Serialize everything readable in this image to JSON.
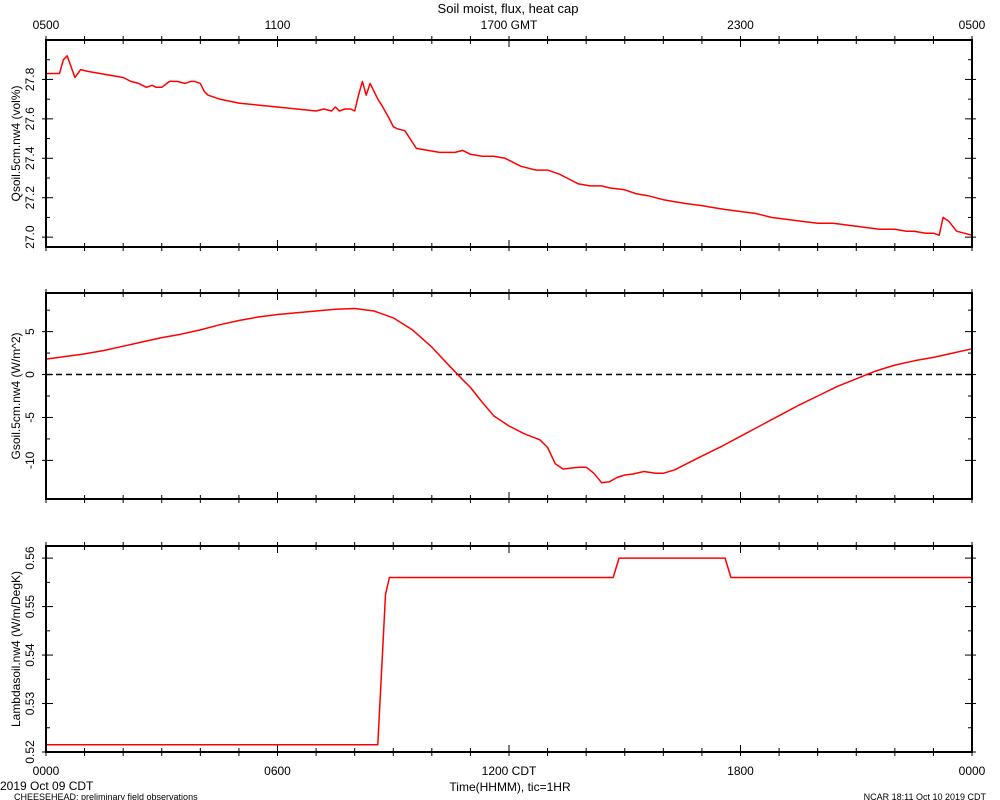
{
  "title": "Soil moist, flux, heat cap",
  "top_axis_labels": [
    "0500",
    "1100",
    "1700 GMT",
    "2300",
    "0500"
  ],
  "bottom_axis_labels": [
    "0000",
    "0600",
    "1200 CDT",
    "1800",
    "0000"
  ],
  "xlabel": "Time(HHMM), tic=1HR",
  "date_label": "2019 Oct 09 CDT",
  "footer_left": "CHEESEHEAD: preliminary field observations",
  "footer_right": "NCAR 18:11 Oct 10 2019 CDT",
  "colors": {
    "series": "#ff0000",
    "axes": "#000000"
  },
  "chart_data": [
    {
      "type": "line",
      "ylabel": "Qsoil.5cm.nw4 (vol%)",
      "x_unit": "hours since 0000 CDT",
      "xlim": [
        0,
        24
      ],
      "ylim": [
        26.95,
        28.0
      ],
      "yticks": [
        27.0,
        27.2,
        27.4,
        27.6,
        27.8
      ],
      "ytick_labels": [
        "27.0",
        "27.2",
        "27.4",
        "27.6",
        "27.8"
      ],
      "zero_line": false,
      "series": [
        {
          "x": [
            0,
            0.35,
            0.45,
            0.55,
            0.75,
            0.9,
            1.1,
            1.4,
            1.7,
            2.0,
            2.2,
            2.4,
            2.6,
            2.75,
            2.85,
            3.0,
            3.2,
            3.4,
            3.6,
            3.75,
            3.85,
            4.0,
            4.1,
            4.2,
            4.5,
            5.0,
            5.5,
            6.0,
            6.5,
            7.0,
            7.2,
            7.4,
            7.5,
            7.6,
            7.75,
            7.9,
            8.0,
            8.1,
            8.2,
            8.3,
            8.4,
            8.6,
            8.7,
            8.9,
            9.0,
            9.1,
            9.3,
            9.6,
            9.9,
            10.2,
            10.4,
            10.6,
            10.8,
            11.0,
            11.3,
            11.6,
            11.9,
            12.1,
            12.3,
            12.7,
            13.0,
            13.3,
            13.5,
            13.8,
            14.1,
            14.4,
            14.6,
            15.0,
            15.3,
            15.6,
            16.0,
            16.3,
            16.6,
            17.0,
            17.3,
            17.6,
            18.0,
            18.4,
            18.8,
            19.2,
            19.6,
            20.0,
            20.4,
            20.8,
            21.2,
            21.6,
            22.0,
            22.3,
            22.5,
            22.8,
            23.0,
            23.15,
            23.25,
            23.4,
            23.6,
            24.0
          ],
          "y": [
            27.83,
            27.83,
            27.9,
            27.92,
            27.81,
            27.85,
            27.84,
            27.83,
            27.82,
            27.81,
            27.79,
            27.78,
            27.76,
            27.77,
            27.76,
            27.76,
            27.79,
            27.79,
            27.78,
            27.79,
            27.79,
            27.78,
            27.74,
            27.72,
            27.7,
            27.68,
            27.67,
            27.66,
            27.65,
            27.64,
            27.65,
            27.64,
            27.66,
            27.64,
            27.65,
            27.65,
            27.64,
            27.72,
            27.79,
            27.72,
            27.78,
            27.7,
            27.67,
            27.6,
            27.56,
            27.55,
            27.54,
            27.45,
            27.44,
            27.43,
            27.43,
            27.43,
            27.44,
            27.42,
            27.41,
            27.41,
            27.4,
            27.38,
            27.36,
            27.34,
            27.34,
            27.32,
            27.3,
            27.27,
            27.26,
            27.26,
            27.25,
            27.24,
            27.22,
            27.21,
            27.19,
            27.18,
            27.17,
            27.16,
            27.15,
            27.14,
            27.13,
            27.12,
            27.1,
            27.09,
            27.08,
            27.07,
            27.07,
            27.06,
            27.05,
            27.04,
            27.04,
            27.03,
            27.03,
            27.02,
            27.02,
            27.01,
            27.1,
            27.08,
            27.03,
            27.01
          ]
        }
      ]
    },
    {
      "type": "line",
      "ylabel": "Gsoil.5cm.nw4 (W/m^2)",
      "x_unit": "hours since 0000 CDT",
      "xlim": [
        0,
        24
      ],
      "ylim": [
        -14.5,
        9.5
      ],
      "yticks": [
        -10,
        -5,
        0,
        5
      ],
      "ytick_labels": [
        "-10",
        "-5",
        "0",
        "5"
      ],
      "zero_line": true,
      "series": [
        {
          "x": [
            0,
            0.5,
            1.0,
            1.5,
            2.0,
            2.5,
            3.0,
            3.5,
            4.0,
            4.5,
            5.0,
            5.5,
            6.0,
            6.5,
            7.0,
            7.5,
            8.0,
            8.5,
            9.0,
            9.5,
            10.0,
            10.5,
            10.8,
            11.0,
            11.3,
            11.6,
            12.0,
            12.4,
            12.8,
            13.0,
            13.2,
            13.4,
            13.6,
            13.8,
            14.0,
            14.2,
            14.4,
            14.6,
            14.8,
            15.0,
            15.2,
            15.5,
            15.8,
            16.0,
            16.3,
            16.6,
            17.0,
            17.5,
            18.0,
            18.5,
            19.0,
            19.5,
            20.0,
            20.5,
            21.0,
            21.5,
            22.0,
            22.5,
            23.0,
            23.5,
            24.0
          ],
          "y": [
            1.8,
            2.1,
            2.4,
            2.8,
            3.3,
            3.8,
            4.3,
            4.7,
            5.2,
            5.8,
            6.3,
            6.7,
            7.0,
            7.2,
            7.4,
            7.6,
            7.7,
            7.4,
            6.6,
            5.2,
            3.2,
            0.8,
            -0.6,
            -1.5,
            -3.2,
            -4.8,
            -6.0,
            -6.9,
            -7.6,
            -8.5,
            -10.4,
            -11.0,
            -10.9,
            -10.8,
            -10.8,
            -11.5,
            -12.6,
            -12.5,
            -12.0,
            -11.7,
            -11.6,
            -11.3,
            -11.5,
            -11.5,
            -11.1,
            -10.4,
            -9.5,
            -8.4,
            -7.2,
            -6.0,
            -4.8,
            -3.6,
            -2.5,
            -1.4,
            -0.5,
            0.4,
            1.1,
            1.6,
            2.0,
            2.5,
            3.0
          ]
        }
      ]
    },
    {
      "type": "line",
      "ylabel": "Lambdasoil.nw4 (W/m/DegK)",
      "x_unit": "hours since 0000 CDT",
      "xlim": [
        0,
        24
      ],
      "ylim": [
        0.52,
        0.5625
      ],
      "yticks": [
        0.52,
        0.53,
        0.54,
        0.55,
        0.56
      ],
      "ytick_labels": [
        "0.52",
        "0.53",
        "0.54",
        "0.55",
        "0.56"
      ],
      "zero_line": false,
      "series": [
        {
          "x": [
            0,
            8.6,
            8.8,
            8.9,
            14.7,
            14.85,
            17.6,
            17.75,
            24.0
          ],
          "y": [
            0.5215,
            0.5215,
            0.5525,
            0.556,
            0.556,
            0.56,
            0.56,
            0.556,
            0.556
          ]
        }
      ]
    }
  ]
}
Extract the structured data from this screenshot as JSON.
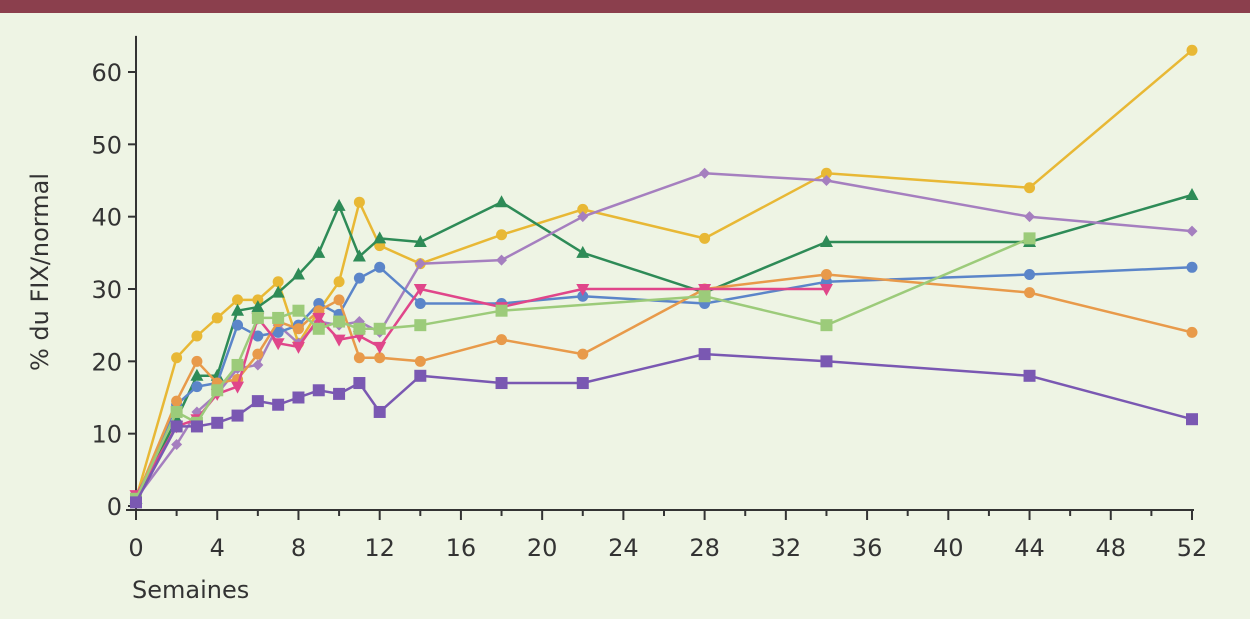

________________________

Problem requirements
Search the data for "JSON" and list every line in which it occurs.

Correct response
Serialize everything readable in this image to JSON.
Extract the structured data from this screenshot as JSON.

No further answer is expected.